*REQUIRED WORK*. All of the data should be output character for character, except the pictures.

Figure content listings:
################

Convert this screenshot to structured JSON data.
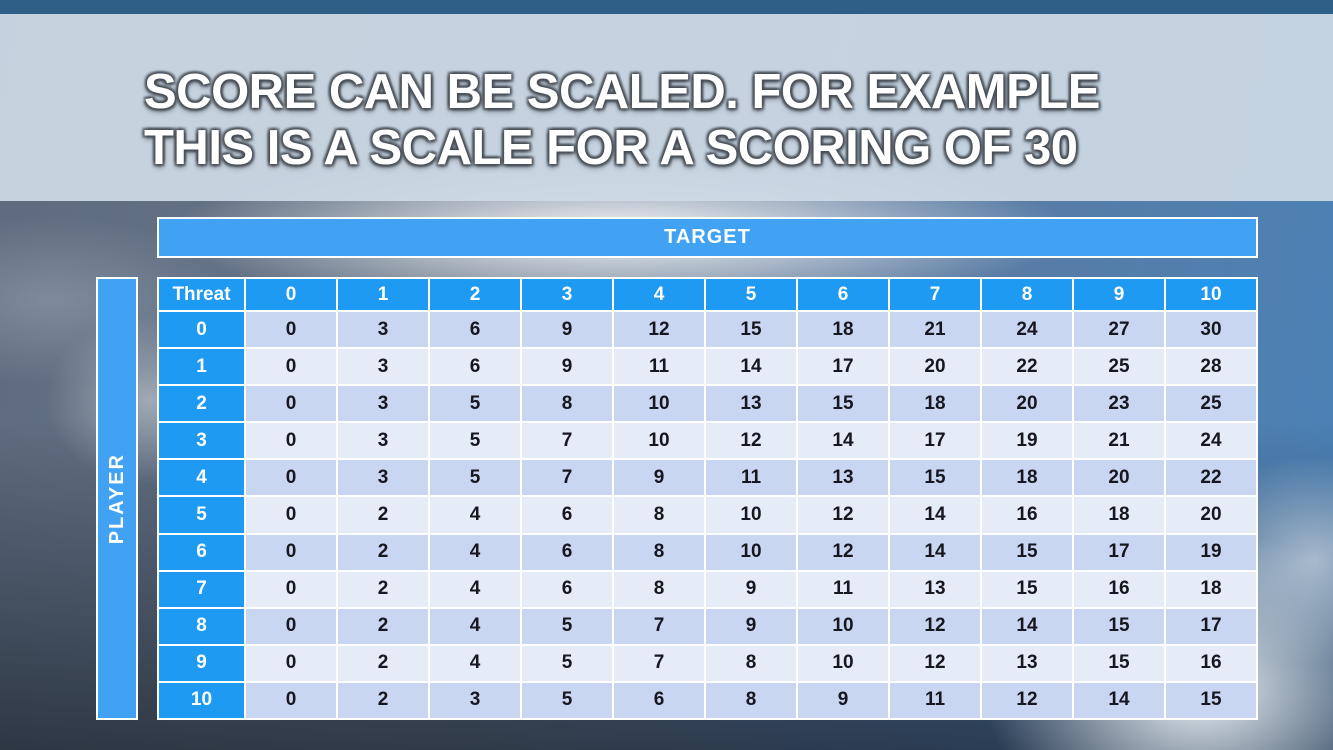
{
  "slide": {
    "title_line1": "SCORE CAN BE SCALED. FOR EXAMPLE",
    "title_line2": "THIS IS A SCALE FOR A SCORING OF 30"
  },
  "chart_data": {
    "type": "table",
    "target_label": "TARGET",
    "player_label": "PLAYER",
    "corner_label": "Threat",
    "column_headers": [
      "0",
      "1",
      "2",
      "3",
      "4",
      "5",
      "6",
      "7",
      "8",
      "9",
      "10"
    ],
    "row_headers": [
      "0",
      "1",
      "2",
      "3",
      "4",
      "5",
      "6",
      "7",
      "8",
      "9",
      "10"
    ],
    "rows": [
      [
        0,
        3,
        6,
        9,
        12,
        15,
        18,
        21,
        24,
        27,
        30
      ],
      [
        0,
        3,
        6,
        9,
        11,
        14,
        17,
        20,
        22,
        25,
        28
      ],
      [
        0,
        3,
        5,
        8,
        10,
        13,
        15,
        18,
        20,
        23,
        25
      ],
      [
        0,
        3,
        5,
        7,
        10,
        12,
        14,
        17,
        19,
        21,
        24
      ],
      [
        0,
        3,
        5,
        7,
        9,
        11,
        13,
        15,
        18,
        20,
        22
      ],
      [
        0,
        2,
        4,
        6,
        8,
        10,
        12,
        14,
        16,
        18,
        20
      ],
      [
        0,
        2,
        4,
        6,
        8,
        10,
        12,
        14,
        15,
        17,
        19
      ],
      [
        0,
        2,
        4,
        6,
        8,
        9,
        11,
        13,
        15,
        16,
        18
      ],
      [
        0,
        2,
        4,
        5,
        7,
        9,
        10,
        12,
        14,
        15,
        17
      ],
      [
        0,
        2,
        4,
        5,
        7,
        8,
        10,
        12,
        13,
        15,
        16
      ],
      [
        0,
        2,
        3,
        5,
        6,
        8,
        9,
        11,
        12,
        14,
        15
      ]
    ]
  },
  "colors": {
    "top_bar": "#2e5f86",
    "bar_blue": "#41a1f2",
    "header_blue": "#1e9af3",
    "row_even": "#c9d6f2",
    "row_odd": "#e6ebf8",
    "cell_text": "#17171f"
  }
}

################

*FINISHED ANSWER*.
Convert this screenshot to structured JSON data.
{
  "slide": {
    "title_line1": "SCORE CAN BE SCALED. FOR EXAMPLE",
    "title_line2": "THIS IS A SCALE FOR A SCORING OF 30"
  },
  "chart_data": {
    "type": "table",
    "target_label": "TARGET",
    "player_label": "PLAYER",
    "corner_label": "Threat",
    "column_headers": [
      "0",
      "1",
      "2",
      "3",
      "4",
      "5",
      "6",
      "7",
      "8",
      "9",
      "10"
    ],
    "row_headers": [
      "0",
      "1",
      "2",
      "3",
      "4",
      "5",
      "6",
      "7",
      "8",
      "9",
      "10"
    ],
    "rows": [
      [
        0,
        3,
        6,
        9,
        12,
        15,
        18,
        21,
        24,
        27,
        30
      ],
      [
        0,
        3,
        6,
        9,
        11,
        14,
        17,
        20,
        22,
        25,
        28
      ],
      [
        0,
        3,
        5,
        8,
        10,
        13,
        15,
        18,
        20,
        23,
        25
      ],
      [
        0,
        3,
        5,
        7,
        10,
        12,
        14,
        17,
        19,
        21,
        24
      ],
      [
        0,
        3,
        5,
        7,
        9,
        11,
        13,
        15,
        18,
        20,
        22
      ],
      [
        0,
        2,
        4,
        6,
        8,
        10,
        12,
        14,
        16,
        18,
        20
      ],
      [
        0,
        2,
        4,
        6,
        8,
        10,
        12,
        14,
        15,
        17,
        19
      ],
      [
        0,
        2,
        4,
        6,
        8,
        9,
        11,
        13,
        15,
        16,
        18
      ],
      [
        0,
        2,
        4,
        5,
        7,
        9,
        10,
        12,
        14,
        15,
        17
      ],
      [
        0,
        2,
        4,
        5,
        7,
        8,
        10,
        12,
        13,
        15,
        16
      ],
      [
        0,
        2,
        3,
        5,
        6,
        8,
        9,
        11,
        12,
        14,
        15
      ]
    ]
  },
  "colors": {
    "top_bar": "#2e5f86",
    "bar_blue": "#41a1f2",
    "header_blue": "#1e9af3",
    "row_even": "#c9d6f2",
    "row_odd": "#e6ebf8",
    "cell_text": "#17171f"
  }
}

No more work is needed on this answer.